## Available data
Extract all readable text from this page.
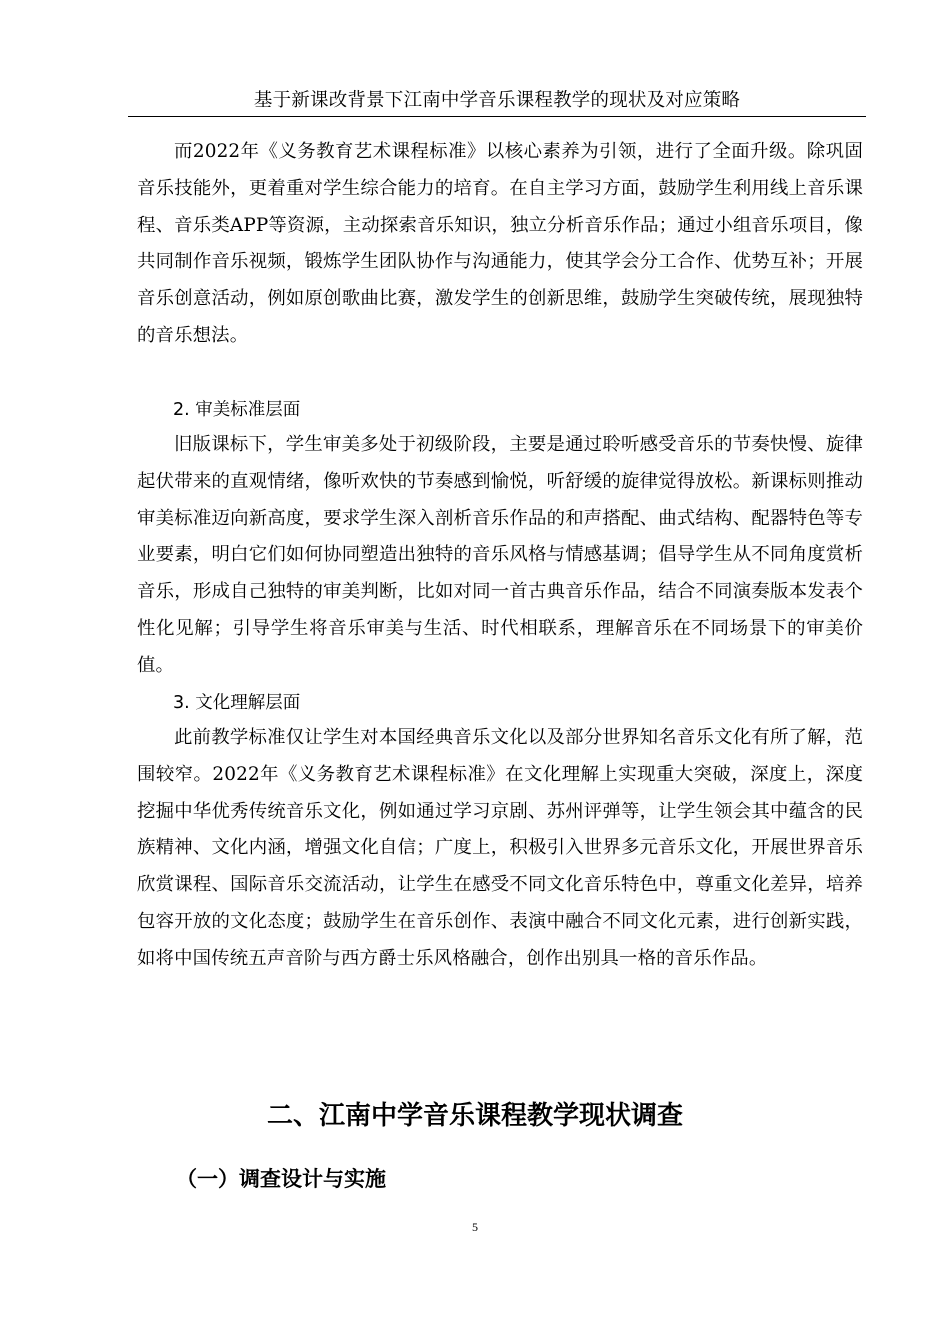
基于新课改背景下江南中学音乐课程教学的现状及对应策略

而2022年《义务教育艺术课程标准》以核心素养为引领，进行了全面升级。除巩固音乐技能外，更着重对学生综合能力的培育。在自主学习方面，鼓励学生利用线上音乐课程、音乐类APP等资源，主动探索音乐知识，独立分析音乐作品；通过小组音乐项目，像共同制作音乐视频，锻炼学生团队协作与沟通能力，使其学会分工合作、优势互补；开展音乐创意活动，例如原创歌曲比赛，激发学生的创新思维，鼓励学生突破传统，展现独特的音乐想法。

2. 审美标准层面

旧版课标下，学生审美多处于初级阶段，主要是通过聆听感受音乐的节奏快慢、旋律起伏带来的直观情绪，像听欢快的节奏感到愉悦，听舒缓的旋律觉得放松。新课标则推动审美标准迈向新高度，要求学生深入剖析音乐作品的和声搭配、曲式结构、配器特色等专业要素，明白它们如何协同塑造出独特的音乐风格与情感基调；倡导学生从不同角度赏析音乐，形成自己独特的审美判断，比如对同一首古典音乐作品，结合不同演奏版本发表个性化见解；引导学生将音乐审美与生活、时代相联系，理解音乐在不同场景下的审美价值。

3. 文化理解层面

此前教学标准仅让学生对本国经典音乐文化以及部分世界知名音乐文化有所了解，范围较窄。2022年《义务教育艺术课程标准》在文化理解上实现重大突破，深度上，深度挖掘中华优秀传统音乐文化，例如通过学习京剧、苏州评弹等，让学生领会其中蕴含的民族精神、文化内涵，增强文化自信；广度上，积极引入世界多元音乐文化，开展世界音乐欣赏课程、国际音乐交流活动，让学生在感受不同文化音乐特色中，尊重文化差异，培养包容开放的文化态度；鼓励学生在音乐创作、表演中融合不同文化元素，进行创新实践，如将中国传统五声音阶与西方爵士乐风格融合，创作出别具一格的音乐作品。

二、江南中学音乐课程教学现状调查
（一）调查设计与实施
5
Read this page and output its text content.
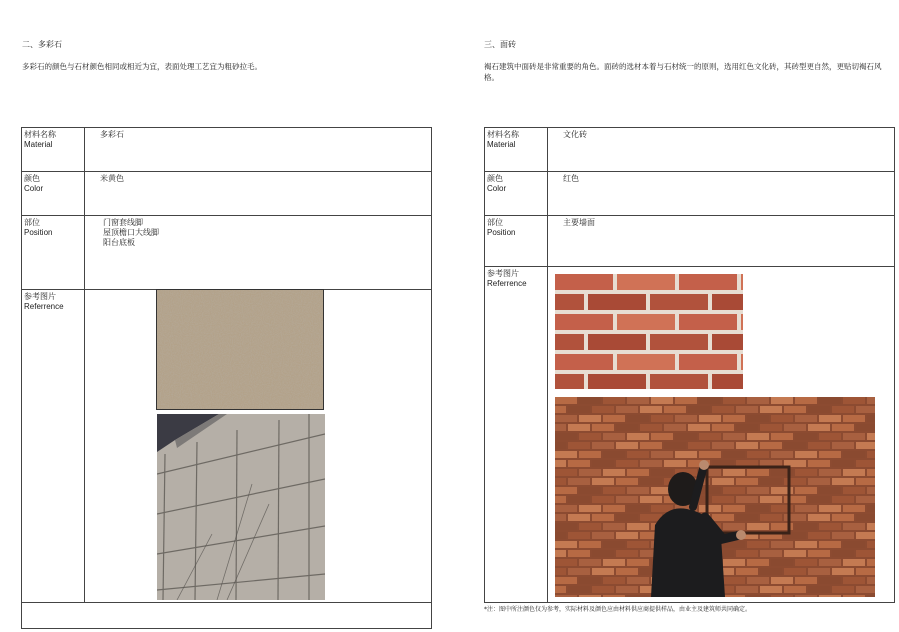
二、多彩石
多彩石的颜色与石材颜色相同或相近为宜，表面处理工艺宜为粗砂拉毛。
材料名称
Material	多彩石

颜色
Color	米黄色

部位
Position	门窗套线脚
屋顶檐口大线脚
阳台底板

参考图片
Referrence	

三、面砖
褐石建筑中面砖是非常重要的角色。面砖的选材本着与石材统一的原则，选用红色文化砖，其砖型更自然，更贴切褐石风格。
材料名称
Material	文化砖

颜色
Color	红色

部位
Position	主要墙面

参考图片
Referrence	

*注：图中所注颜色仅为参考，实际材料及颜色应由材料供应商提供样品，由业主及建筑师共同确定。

## Task instructions
Find the lines holding "page" and list every one.

## Reply to the task
Extract all readable text from this page.
Read this page and output its text content.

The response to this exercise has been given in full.